The exercise:
An exact copy of every record is needed.

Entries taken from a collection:
-- Begin --

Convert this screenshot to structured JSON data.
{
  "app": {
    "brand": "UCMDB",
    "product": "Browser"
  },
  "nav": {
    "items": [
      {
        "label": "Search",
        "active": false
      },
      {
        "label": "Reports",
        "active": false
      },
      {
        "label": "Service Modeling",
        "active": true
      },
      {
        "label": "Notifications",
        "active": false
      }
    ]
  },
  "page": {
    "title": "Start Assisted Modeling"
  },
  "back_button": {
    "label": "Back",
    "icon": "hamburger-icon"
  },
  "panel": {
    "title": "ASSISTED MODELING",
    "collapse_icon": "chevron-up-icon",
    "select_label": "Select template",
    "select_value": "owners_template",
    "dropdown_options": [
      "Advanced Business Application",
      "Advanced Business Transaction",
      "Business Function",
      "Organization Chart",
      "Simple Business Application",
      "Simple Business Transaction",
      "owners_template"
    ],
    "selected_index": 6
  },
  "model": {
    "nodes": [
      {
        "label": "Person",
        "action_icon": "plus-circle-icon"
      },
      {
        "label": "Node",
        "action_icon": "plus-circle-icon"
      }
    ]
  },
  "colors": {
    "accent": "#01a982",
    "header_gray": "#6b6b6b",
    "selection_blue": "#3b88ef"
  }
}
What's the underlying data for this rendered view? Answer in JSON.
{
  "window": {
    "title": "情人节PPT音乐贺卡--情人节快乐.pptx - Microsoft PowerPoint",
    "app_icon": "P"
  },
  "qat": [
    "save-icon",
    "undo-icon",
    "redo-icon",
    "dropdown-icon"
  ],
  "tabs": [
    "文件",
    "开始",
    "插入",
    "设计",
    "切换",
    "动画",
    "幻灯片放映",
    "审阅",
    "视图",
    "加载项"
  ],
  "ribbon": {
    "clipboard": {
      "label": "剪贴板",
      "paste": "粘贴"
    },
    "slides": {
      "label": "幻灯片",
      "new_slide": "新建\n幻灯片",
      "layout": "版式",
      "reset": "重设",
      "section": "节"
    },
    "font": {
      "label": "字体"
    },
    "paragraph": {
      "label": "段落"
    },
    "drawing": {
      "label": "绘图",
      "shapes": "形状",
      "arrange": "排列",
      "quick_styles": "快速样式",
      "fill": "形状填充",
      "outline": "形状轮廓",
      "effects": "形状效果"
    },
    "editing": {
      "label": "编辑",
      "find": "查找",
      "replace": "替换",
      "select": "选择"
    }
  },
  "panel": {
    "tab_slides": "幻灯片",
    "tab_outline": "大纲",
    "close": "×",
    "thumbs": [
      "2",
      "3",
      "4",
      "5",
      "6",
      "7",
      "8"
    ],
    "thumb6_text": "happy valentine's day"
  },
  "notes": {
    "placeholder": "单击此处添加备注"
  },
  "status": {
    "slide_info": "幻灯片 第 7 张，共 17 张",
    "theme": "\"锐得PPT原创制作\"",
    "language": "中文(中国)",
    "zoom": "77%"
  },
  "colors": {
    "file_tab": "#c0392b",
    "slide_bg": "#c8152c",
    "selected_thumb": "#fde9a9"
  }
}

-- End --

Written response:
Convert this screenshot to structured JSON data.
{
  "app": {
    "brand": "UCMDB",
    "product": "Browser"
  },
  "nav": {
    "items": [
      {
        "label": "Search",
        "active": false
      },
      {
        "label": "Reports",
        "active": false
      },
      {
        "label": "Service Modeling",
        "active": true
      },
      {
        "label": "Notifications",
        "active": false
      }
    ]
  },
  "page": {
    "title": "Start Assisted Modeling"
  },
  "back_button": {
    "label": "Back",
    "icon": "hamburger-icon"
  },
  "panel": {
    "title": "ASSISTED MODELING",
    "collapse_icon": "chevron-up-icon",
    "select_label": "Select template",
    "select_value": "owners_template",
    "dropdown_options": [
      "Advanced Business Application",
      "Advanced Business Transaction",
      "Business Function",
      "Organization Chart",
      "Simple Business Application",
      "Simple Business Transaction",
      "owners_template"
    ],
    "selected_index": 6
  },
  "model": {
    "nodes": [
      {
        "label": "Person",
        "action_icon": "plus-circle-icon"
      },
      {
        "label": "Node",
        "action_icon": "plus-circle-icon"
      }
    ]
  },
  "colors": {
    "accent": "#01a982",
    "header_gray": "#6b6b6b",
    "selection_blue": "#3b88ef"
  }
}
What's the underlying data for this rendered view? Answer in JSON.
{
  "window": {
    "title": "情人节PPT音乐贺卡--情人节快乐.pptx - Microsoft PowerPoint",
    "app_icon": "P"
  },
  "qat": [
    "save-icon",
    "undo-icon",
    "redo-icon",
    "dropdown-icon"
  ],
  "tabs": [
    "文件",
    "开始",
    "插入",
    "设计",
    "切换",
    "动画",
    "幻灯片放映",
    "审阅",
    "视图",
    "加载项"
  ],
  "ribbon": {
    "clipboard": {
      "label": "剪贴板",
      "paste": "粘贴"
    },
    "slides": {
      "label": "幻灯片",
      "new_slide": "新建\n幻灯片",
      "layout": "版式",
      "reset": "重设",
      "section": "节"
    },
    "font": {
      "label": "字体"
    },
    "paragraph": {
      "label": "段落"
    },
    "drawing": {
      "label": "绘图",
      "shapes": "形状",
      "arrange": "排列",
      "quick_styles": "快速样式",
      "fill": "形状填充",
      "outline": "形状轮廓",
      "effects": "形状效果"
    },
    "editing": {
      "label": "编辑",
      "find": "查找",
      "replace": "替换",
      "select": "选择"
    }
  },
  "panel": {
    "tab_slides": "幻灯片",
    "tab_outline": "大纲",
    "close": "×",
    "thumbs": [
      "2",
      "3",
      "4",
      "5",
      "6",
      "7",
      "8"
    ],
    "thumb6_text": "happy valentine's day"
  },
  "notes": {
    "placeholder": "单击此处添加备注"
  },
  "status": {
    "slide_info": "幻灯片 第 7 张，共 17 张",
    "theme": "\"锐得PPT原创制作\"",
    "language": "中文(中国)",
    "zoom": "77%"
  },
  "colors": {
    "file_tab": "#c0392b",
    "slide_bg": "#c8152c",
    "selected_thumb": "#fde9a9"
  }
}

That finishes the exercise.